Written instruction :: Reproduce the records below exactly, leaving out any pictures.
═══ Records for the exercise ═══
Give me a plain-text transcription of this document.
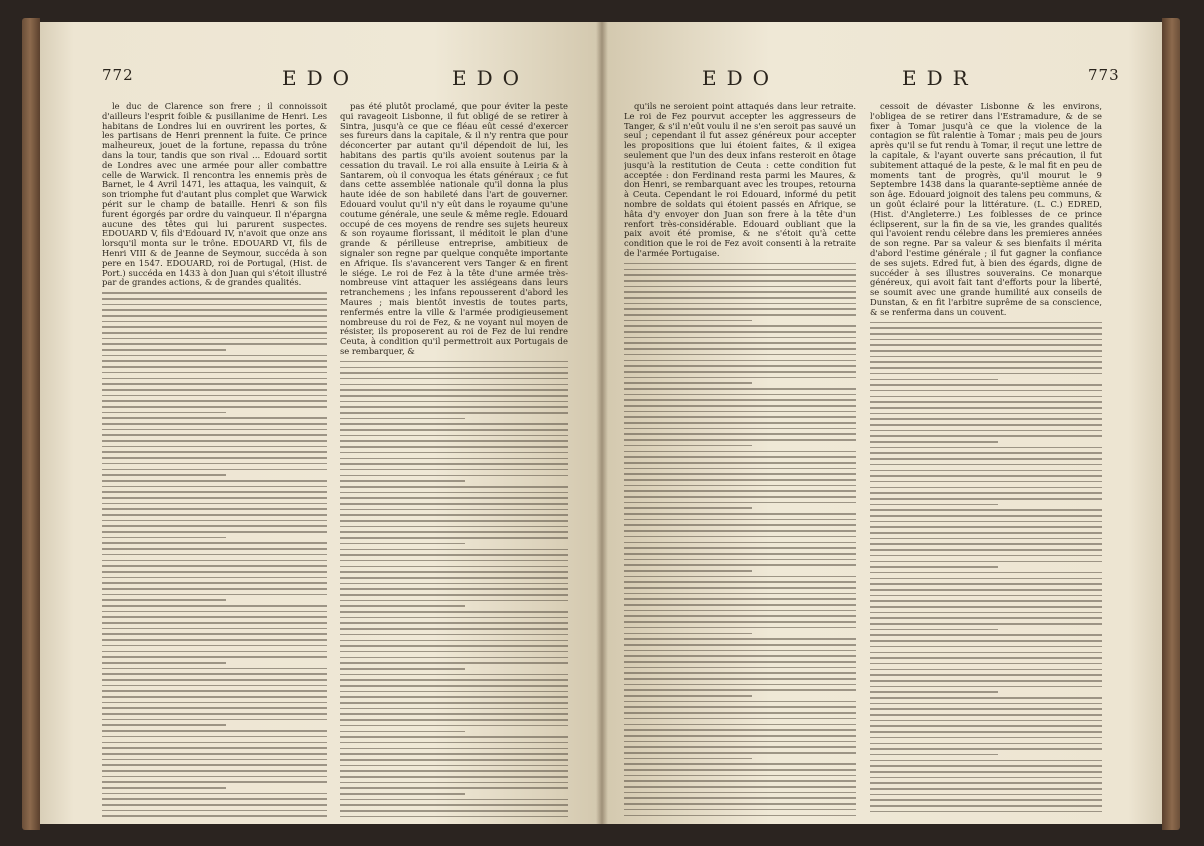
772	EDO	EDO

le duc de Clarence son frere ; il connoissoit d'ailleurs l'esprit foible & pusillanime de Henri. Les habitans de Londres lui en ouvrirent les portes, & les partisans de Henri prennent la fuite. Ce prince malheureux, jouet de la fortune, repassa du trône dans la tour, tandis que son rival ... Edouard sortit de Londres avec une armée pour aller combattre celle de Warwick. Il rencontra les ennemis près de Barnet, le 4 Avril 1471, les attaqua, les vainquit, & son triomphe fut d'autant plus complet que Warwick périt sur le champ de bataille. Henri & son fils furent égorgés par ordre du vainqueur. Il n'épargna aucune des têtes qui lui parurent suspectes. EDOUARD V, fils d'Edouard IV, n'avoit que onze ans lorsqu'il monta sur le trône. EDOUARD VI, fils de Henri VIII & de Jeanne de Seymour, succéda à son pere en 1547. EDOUARD, roi de Portugal, (Hist. de Port.) succéda en 1433 à don Juan qui s'étoit illustré par de grandes actions, & de grandes qualités.

pas été plutôt proclamé, que pour éviter la peste qui ravageoit Lisbonne, il fut obligé de se retirer à Sintra, jusqu'à ce que ce fléau eût cessé d'exercer ses fureurs dans la capitale, & il n'y rentra que pour déconcerter par autant qu'il dépendoit de lui, les habitans des partis qu'ils avoient soutenus par la cessation du travail. Le roi alla ensuite à Leiria & à Santarem, où il convoqua les états généraux ; ce fut dans cette assemblée nationale qu'il donna la plus haute idée de son habileté dans l'art de gouverner. Edouard voulut qu'il n'y eût dans le royaume qu'une coutume générale, une seule & même regle. Edouard occupé de ces moyens de rendre ses sujets heureux & son royaume florissant, il méditoit le plan d'une grande & périlleuse entreprise, ambitieux de signaler son regne par quelque conquête importante en Afrique. Ils s'avancerent vers Tanger & en firent le siége. Le roi de Fez à la tête d'une armée très-nombreuse vint attaquer les assiégeans dans leurs retranchemens ; les infans repousserent d'abord les Maures ; mais bientôt investis de toutes parts, renfermés entre la ville & l'armée prodigieusement nombreuse du roi de Fez, & ne voyant nul moyen de résister, ils proposerent au roi de Fez de lui rendre Ceuta, à condition qu'il permettroit aux Portugais de se rembarquer, &

EDO	EDR	773

qu'ils ne seroient point attaqués dans leur retraite. Le roi de Fez pourvut accepter les aggresseurs de Tanger, & s'il n'eût voulu il ne s'en seroit pas sauvé un seul ; cependant il fut assez généreux pour accepter les propositions que lui étoient faites, & il exigea seulement que l'un des deux infans resteroit en ôtage jusqu'à la restitution de Ceuta : cette condition fut acceptée : don Ferdinand resta parmi les Maures, & don Henri, se rembarquant avec les troupes, retourna à Ceuta. Cependant le roi Edouard, informé du petit nombre de soldats qui étoient passés en Afrique, se hâta d'y envoyer don Juan son frere à la tête d'un renfort très-considérable. Edouard oubliant que la paix avoit été promise, & ne s'étoit qu'à cette condition que le roi de Fez avoit consenti à la retraite de l'armée Portugaise.

cessoit de dévaster Lisbonne & les environs, l'obligea de se retirer dans l'Estramadure, & de se fixer à Tomar jusqu'à ce que la violence de la contagion se fût ralentie à Tomar ; mais peu de jours après qu'il se fut rendu à Tomar, il reçut une lettre de la capitale, & l'ayant ouverte sans précaution, il fut subitement attaqué de la peste, & le mal fit en peu de moments tant de progrès, qu'il mourut le 9 Septembre 1438 dans la quarante-septième année de son âge. Edouard joignoit des talens peu communs, & un goût éclairé pour la littérature. (L. C.) EDRED, (Hist. d'Angleterre.) Les foiblesses de ce prince éclipserent, sur la fin de sa vie, les grandes qualités qui l'avoient rendu célebre dans les premieres années de son regne. Par sa valeur & ses bienfaits il mérita d'abord l'estime générale ; il fut gagner la confiance de ses sujets. Edred fut, à bien des égards, digne de succéder à ses illustres souverains. Ce monarque généreux, qui avoit fait tant d'efforts pour la liberté, se soumit avec une grande humilité aux conseils de Dunstan, & en fit l'arbitre suprême de sa conscience, & se renferma dans un couvent.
═══
Reply ::
Give me a plain-text transcription of this document.
772	EDO	EDO

le duc de Clarence son frere ; il connoissoit d'ailleurs l'esprit foible & pusillanime de Henri. Les habitans de Londres lui en ouvrirent les portes, & les partisans de Henri prennent la fuite. Ce prince malheureux, jouet de la fortune, repassa du trône dans la tour, tandis que son rival ... Edouard sortit de Londres avec une armée pour aller combattre celle de Warwick. Il rencontra les ennemis près de Barnet, le 4 Avril 1471, les attaqua, les vainquit, & son triomphe fut d'autant plus complet que Warwick périt sur le champ de bataille. Henri & son fils furent égorgés par ordre du vainqueur. Il n'épargna aucune des têtes qui lui parurent suspectes. EDOUARD V, fils d'Edouard IV, n'avoit que onze ans lorsqu'il monta sur le trône. EDOUARD VI, fils de Henri VIII & de Jeanne de Seymour, succéda à son pere en 1547. EDOUARD, roi de Portugal, (Hist. de Port.) succéda en 1433 à don Juan qui s'étoit illustré par de grandes actions, & de grandes qualités.

pas été plutôt proclamé, que pour éviter la peste qui ravageoit Lisbonne, il fut obligé de se retirer à Sintra, jusqu'à ce que ce fléau eût cessé d'exercer ses fureurs dans la capitale, & il n'y rentra que pour déconcerter par autant qu'il dépendoit de lui, les habitans des partis qu'ils avoient soutenus par la cessation du travail. Le roi alla ensuite à Leiria & à Santarem, où il convoqua les états généraux ; ce fut dans cette assemblée nationale qu'il donna la plus haute idée de son habileté dans l'art de gouverner. Edouard voulut qu'il n'y eût dans le royaume qu'une coutume générale, une seule & même regle. Edouard occupé de ces moyens de rendre ses sujets heureux & son royaume florissant, il méditoit le plan d'une grande & périlleuse entreprise, ambitieux de signaler son regne par quelque conquête importante en Afrique. Ils s'avancerent vers Tanger & en firent le siége. Le roi de Fez à la tête d'une armée très-nombreuse vint attaquer les assiégeans dans leurs retranchemens ; les infans repousserent d'abord les Maures ; mais bientôt investis de toutes parts, renfermés entre la ville & l'armée prodigieusement nombreuse du roi de Fez, & ne voyant nul moyen de résister, ils proposerent au roi de Fez de lui rendre Ceuta, à condition qu'il permettroit aux Portugais de se rembarquer, &

EDO	EDR	773

qu'ils ne seroient point attaqués dans leur retraite. Le roi de Fez pourvut accepter les aggresseurs de Tanger, & s'il n'eût voulu il ne s'en seroit pas sauvé un seul ; cependant il fut assez généreux pour accepter les propositions que lui étoient faites, & il exigea seulement que l'un des deux infans resteroit en ôtage jusqu'à la restitution de Ceuta : cette condition fut acceptée : don Ferdinand resta parmi les Maures, & don Henri, se rembarquant avec les troupes, retourna à Ceuta. Cependant le roi Edouard, informé du petit nombre de soldats qui étoient passés en Afrique, se hâta d'y envoyer don Juan son frere à la tête d'un renfort très-considérable. Edouard oubliant que la paix avoit été promise, & ne s'étoit qu'à cette condition que le roi de Fez avoit consenti à la retraite de l'armée Portugaise.

cessoit de dévaster Lisbonne & les environs, l'obligea de se retirer dans l'Estramadure, & de se fixer à Tomar jusqu'à ce que la violence de la contagion se fût ralentie à Tomar ; mais peu de jours après qu'il se fut rendu à Tomar, il reçut une lettre de la capitale, & l'ayant ouverte sans précaution, il fut subitement attaqué de la peste, & le mal fit en peu de moments tant de progrès, qu'il mourut le 9 Septembre 1438 dans la quarante-septième année de son âge. Edouard joignoit des talens peu communs, & un goût éclairé pour la littérature. (L. C.) EDRED, (Hist. d'Angleterre.) Les foiblesses de ce prince éclipserent, sur la fin de sa vie, les grandes qualités qui l'avoient rendu célebre dans les premieres années de son regne. Par sa valeur & ses bienfaits il mérita d'abord l'estime générale ; il fut gagner la confiance de ses sujets. Edred fut, à bien des égards, digne de succéder à ses illustres souverains. Ce monarque généreux, qui avoit fait tant d'efforts pour la liberté, se soumit avec une grande humilité aux conseils de Dunstan, & en fit l'arbitre suprême de sa conscience, & se renferma dans un couvent.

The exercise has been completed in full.